• **GIVEN INSTRUCTION**: Bring together all lines of the material below that contain the string "Great".

==========

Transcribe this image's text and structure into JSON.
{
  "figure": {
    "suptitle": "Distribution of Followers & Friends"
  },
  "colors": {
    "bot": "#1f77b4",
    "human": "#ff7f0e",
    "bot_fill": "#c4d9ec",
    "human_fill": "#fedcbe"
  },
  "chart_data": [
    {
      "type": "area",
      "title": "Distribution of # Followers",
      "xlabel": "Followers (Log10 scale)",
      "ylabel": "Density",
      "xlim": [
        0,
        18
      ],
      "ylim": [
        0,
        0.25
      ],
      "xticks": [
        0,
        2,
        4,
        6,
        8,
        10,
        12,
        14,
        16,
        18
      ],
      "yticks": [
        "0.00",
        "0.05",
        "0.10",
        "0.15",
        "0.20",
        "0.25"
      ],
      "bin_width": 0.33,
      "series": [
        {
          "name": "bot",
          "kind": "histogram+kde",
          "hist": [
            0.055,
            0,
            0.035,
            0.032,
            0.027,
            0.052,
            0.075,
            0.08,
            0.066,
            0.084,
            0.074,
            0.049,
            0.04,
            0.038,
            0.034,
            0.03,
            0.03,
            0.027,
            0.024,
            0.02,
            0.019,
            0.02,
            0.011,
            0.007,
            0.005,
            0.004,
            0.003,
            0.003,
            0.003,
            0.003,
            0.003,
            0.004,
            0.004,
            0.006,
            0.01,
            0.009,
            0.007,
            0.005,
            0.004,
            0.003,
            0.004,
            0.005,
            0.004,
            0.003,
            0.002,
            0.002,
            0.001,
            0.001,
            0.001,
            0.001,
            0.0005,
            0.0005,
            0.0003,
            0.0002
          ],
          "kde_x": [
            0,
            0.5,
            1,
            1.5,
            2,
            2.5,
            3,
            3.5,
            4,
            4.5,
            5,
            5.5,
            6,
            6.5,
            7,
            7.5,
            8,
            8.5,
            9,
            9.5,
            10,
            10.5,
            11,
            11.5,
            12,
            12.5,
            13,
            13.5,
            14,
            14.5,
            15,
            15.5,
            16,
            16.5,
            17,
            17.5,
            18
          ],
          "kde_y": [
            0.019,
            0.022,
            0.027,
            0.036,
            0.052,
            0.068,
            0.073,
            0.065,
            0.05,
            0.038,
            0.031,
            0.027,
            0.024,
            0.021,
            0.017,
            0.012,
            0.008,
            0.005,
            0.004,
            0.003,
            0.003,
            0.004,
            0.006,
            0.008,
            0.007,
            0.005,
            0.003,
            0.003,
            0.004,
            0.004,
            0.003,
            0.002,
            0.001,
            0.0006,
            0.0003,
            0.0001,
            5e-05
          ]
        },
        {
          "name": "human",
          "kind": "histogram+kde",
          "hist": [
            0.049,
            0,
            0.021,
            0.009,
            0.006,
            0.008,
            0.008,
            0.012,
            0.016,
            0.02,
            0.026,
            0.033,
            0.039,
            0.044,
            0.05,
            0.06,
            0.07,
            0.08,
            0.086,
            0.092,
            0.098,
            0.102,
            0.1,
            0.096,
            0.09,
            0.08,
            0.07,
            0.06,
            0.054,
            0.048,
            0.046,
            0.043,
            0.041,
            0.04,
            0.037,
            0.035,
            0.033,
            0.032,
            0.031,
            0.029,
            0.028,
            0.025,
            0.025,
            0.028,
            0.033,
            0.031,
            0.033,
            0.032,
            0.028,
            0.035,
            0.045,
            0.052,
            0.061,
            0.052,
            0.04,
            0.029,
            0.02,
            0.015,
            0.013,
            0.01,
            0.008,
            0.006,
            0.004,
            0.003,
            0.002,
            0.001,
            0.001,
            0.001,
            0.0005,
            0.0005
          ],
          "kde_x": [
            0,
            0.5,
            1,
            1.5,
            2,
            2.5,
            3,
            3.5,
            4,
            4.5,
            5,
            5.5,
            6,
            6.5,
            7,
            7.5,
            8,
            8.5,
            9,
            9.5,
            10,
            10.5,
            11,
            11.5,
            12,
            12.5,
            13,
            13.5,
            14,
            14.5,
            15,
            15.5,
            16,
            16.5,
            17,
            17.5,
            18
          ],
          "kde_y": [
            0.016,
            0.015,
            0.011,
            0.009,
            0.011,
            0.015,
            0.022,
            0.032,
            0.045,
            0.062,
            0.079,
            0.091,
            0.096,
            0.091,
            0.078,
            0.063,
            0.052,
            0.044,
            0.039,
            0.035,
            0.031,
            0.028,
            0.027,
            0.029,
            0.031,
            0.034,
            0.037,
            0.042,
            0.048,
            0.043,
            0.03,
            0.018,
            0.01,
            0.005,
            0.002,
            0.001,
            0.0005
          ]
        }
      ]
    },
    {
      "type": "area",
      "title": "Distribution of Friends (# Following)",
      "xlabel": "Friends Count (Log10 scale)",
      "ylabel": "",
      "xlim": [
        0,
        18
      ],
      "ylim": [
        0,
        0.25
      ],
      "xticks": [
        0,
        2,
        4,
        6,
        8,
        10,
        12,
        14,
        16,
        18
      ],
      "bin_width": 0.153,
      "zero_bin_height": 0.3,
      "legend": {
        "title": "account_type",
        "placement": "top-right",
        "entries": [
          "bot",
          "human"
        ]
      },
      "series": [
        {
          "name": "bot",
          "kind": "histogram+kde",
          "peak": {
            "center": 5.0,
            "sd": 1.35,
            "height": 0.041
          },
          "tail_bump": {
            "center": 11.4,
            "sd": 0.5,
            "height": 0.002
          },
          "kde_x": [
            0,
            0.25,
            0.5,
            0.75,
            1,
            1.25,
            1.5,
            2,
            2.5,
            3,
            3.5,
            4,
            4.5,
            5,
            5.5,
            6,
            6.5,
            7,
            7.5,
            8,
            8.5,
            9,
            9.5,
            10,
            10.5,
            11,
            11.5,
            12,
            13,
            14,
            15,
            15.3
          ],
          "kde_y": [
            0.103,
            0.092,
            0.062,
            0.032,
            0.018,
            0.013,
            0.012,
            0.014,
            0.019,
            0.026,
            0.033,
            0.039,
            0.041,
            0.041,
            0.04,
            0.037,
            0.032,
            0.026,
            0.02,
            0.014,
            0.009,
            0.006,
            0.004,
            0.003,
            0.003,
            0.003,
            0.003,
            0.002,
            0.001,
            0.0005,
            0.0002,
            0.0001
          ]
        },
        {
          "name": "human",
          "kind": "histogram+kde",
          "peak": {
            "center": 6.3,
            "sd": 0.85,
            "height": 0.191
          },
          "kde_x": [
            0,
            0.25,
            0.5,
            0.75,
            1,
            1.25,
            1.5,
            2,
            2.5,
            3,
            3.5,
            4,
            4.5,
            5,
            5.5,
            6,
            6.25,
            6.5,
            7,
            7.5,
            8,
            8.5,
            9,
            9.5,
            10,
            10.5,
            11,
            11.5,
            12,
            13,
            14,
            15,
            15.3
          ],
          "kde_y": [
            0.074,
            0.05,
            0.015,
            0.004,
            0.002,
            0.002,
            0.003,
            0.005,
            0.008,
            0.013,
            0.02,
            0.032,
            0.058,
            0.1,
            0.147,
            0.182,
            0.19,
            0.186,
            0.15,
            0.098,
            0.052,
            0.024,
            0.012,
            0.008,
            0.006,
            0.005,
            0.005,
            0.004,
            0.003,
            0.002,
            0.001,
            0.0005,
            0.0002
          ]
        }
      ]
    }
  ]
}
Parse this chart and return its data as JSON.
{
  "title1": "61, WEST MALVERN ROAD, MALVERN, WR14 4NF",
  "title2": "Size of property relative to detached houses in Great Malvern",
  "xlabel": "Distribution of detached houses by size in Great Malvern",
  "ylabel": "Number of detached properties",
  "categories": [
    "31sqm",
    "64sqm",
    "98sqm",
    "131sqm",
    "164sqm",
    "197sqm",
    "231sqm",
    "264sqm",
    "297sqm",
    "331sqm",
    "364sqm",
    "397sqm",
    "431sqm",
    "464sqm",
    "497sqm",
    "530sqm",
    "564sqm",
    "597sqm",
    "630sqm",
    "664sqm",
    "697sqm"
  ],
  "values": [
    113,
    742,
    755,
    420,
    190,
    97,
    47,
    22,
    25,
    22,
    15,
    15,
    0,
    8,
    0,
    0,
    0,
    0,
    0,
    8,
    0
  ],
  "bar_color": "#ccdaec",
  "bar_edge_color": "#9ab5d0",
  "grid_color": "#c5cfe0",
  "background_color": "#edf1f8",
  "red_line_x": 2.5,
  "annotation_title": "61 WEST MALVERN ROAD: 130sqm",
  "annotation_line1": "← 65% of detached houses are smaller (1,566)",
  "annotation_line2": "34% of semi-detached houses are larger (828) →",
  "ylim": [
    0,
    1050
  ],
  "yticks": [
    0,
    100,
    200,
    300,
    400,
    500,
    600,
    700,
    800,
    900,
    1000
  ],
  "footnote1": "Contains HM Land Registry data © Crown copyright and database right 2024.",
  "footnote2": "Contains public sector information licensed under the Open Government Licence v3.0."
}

==========

• **WRITTEN REPLY**:
  "title2": "Size of property relative to detached houses in Great Malvern",
  "xlabel": "Distribution of detached houses by size in Great Malvern",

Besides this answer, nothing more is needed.